-------- QUOTED PASSAGE --------

From our earlier work, we know that this model relies on an \(N\times M\) weight matrix, and the output of the logistic model is \(F(x) = S(xW)\), where \(S\) is the softmax function defined by \[ S(z)_{i} = \frac{e^{z_{i}}}{\sum_{j=1}^{M} e^{z_{j}}}. \]
The graphical representation of this neural network is shown in Figure 9.5.

9.4 Loss functions and training
Given a large collection of data \((x^{[i]},y^{[i]})\), where \(x\) is the input and \(y\) the target output, the goal of training a neural network \(F_{W}\) on this data is to adjust the weights \(W\) in \(F_{W}\) so that \(F(x^{[i]})\) is “approximately” \(y^{[i]}\). To make sense of this, we need to quantify how close \(F(x^{[i]})\) is to \(y^{[i]}\) by means of a function \(L_{W}\) called the “loss function.”

-------- LISTED RECORDS --------

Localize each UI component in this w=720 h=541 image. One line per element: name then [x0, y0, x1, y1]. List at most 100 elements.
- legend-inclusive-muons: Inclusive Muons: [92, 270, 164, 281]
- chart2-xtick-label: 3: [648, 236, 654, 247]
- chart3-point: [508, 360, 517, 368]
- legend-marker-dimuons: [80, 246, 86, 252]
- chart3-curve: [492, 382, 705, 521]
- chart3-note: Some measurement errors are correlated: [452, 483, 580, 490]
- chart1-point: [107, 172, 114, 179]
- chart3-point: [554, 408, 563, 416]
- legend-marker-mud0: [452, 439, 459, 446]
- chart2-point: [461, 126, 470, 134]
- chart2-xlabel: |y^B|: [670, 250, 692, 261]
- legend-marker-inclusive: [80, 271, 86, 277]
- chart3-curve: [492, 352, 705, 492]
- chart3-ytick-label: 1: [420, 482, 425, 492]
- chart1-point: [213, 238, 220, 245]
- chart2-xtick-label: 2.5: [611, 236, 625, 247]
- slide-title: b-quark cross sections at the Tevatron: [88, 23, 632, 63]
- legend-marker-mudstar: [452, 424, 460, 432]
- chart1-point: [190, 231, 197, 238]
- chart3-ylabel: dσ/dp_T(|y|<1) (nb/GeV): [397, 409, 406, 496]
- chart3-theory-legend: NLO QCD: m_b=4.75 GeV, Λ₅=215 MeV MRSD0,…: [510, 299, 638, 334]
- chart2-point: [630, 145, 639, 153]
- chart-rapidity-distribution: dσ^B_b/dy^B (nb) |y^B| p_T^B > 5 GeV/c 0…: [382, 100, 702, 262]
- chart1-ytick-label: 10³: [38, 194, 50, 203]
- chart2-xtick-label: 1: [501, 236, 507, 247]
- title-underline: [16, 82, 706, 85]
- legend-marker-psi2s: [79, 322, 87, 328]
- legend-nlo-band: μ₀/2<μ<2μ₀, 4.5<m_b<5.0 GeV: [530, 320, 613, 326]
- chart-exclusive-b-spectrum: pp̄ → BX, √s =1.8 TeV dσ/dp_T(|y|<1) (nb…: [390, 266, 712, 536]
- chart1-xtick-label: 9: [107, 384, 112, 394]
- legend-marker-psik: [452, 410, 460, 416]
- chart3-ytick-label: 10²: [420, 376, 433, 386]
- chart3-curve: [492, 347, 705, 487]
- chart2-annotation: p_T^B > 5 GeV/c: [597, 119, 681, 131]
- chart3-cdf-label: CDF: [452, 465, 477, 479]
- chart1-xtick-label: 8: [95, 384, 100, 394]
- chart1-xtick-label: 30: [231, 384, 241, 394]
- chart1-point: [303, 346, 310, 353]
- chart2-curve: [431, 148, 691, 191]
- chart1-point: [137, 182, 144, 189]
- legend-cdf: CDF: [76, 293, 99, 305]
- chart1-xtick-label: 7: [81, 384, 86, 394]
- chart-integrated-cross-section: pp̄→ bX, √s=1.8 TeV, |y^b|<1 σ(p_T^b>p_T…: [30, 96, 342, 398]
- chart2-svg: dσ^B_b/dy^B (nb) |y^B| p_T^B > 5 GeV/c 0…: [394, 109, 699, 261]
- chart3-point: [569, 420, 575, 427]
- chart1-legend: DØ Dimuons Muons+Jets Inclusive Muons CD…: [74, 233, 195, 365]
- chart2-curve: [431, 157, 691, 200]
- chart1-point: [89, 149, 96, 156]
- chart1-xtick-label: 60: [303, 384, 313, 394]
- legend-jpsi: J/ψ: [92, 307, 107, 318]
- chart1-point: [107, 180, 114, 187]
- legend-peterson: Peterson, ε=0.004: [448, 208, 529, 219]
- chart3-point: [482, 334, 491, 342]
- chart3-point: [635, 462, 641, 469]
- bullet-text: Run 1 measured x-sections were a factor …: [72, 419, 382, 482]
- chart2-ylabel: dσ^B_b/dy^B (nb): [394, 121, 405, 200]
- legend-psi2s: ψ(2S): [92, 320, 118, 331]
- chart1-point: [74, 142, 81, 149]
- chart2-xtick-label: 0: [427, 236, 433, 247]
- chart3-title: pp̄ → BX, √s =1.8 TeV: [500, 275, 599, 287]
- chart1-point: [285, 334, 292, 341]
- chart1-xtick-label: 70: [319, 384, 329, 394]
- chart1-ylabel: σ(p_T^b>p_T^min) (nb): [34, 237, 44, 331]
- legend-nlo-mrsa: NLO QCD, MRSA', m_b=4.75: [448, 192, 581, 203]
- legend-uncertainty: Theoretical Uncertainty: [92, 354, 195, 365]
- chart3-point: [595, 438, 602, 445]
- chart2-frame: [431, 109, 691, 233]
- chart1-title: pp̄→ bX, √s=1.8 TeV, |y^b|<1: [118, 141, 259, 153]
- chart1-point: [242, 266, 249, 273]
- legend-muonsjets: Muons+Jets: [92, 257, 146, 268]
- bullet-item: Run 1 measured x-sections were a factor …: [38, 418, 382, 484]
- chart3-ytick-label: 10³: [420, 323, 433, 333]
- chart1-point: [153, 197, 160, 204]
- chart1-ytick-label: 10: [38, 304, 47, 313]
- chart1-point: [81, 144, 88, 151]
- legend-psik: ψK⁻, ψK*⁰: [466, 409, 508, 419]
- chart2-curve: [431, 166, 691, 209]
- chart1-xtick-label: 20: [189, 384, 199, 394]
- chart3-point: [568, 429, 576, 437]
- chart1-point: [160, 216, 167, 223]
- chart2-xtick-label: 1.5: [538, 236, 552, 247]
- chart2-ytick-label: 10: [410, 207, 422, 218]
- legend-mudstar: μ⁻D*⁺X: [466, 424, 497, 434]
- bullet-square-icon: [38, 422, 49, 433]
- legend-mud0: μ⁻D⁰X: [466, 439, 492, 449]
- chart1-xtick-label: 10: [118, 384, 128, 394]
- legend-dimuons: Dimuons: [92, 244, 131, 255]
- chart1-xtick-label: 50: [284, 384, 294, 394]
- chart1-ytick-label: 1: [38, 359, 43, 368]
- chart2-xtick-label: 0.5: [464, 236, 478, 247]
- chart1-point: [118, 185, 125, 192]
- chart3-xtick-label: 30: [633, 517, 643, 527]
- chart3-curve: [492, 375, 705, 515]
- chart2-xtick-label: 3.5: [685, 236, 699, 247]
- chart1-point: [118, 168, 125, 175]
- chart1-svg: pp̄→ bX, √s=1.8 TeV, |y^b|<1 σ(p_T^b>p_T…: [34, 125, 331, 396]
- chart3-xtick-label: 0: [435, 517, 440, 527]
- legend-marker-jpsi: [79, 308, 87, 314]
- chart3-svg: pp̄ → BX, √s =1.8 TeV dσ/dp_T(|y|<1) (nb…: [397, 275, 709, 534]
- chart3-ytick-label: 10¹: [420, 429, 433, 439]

--------

- **PROBLEM SET**
1. According to the neural network passage, what is the function that quantifies how close the network's output is to the target output called?
2. Please reproduce the stretch of the neural network passage from "From our earlier" through "in Figure 9.5.".
3. In the neural network passage, shorten the paragraph beginning "Given a large collection of data" while keeping its main facts.

- **RESPONSE LIST**
1. The loss function.

2.
From our earlier work, we know that this model relies on an \(N\times M\) weight matrix, and the output of the logistic model is \(F(x) = S(xW)\), where \(S\) is the softmax function defined by \[ S(z)_{i} = \frac{e^{z_{i}}}{\sum_{j=1}^{M} e^{z_{j}}}. \]
The graphical representation of this neural network is shown in Figure 9.5.

3. Training a neural network \(F_{W}\) on data pairs \((x^{[i]},y^{[i]})\), with input \(x\) and target output \(y\), means adjusting the weights \(W\) so that \(F(x^{[i]})\) is approximately \(y^{[i]}\). A function \(L_{W}\), the loss function, measures how close they are.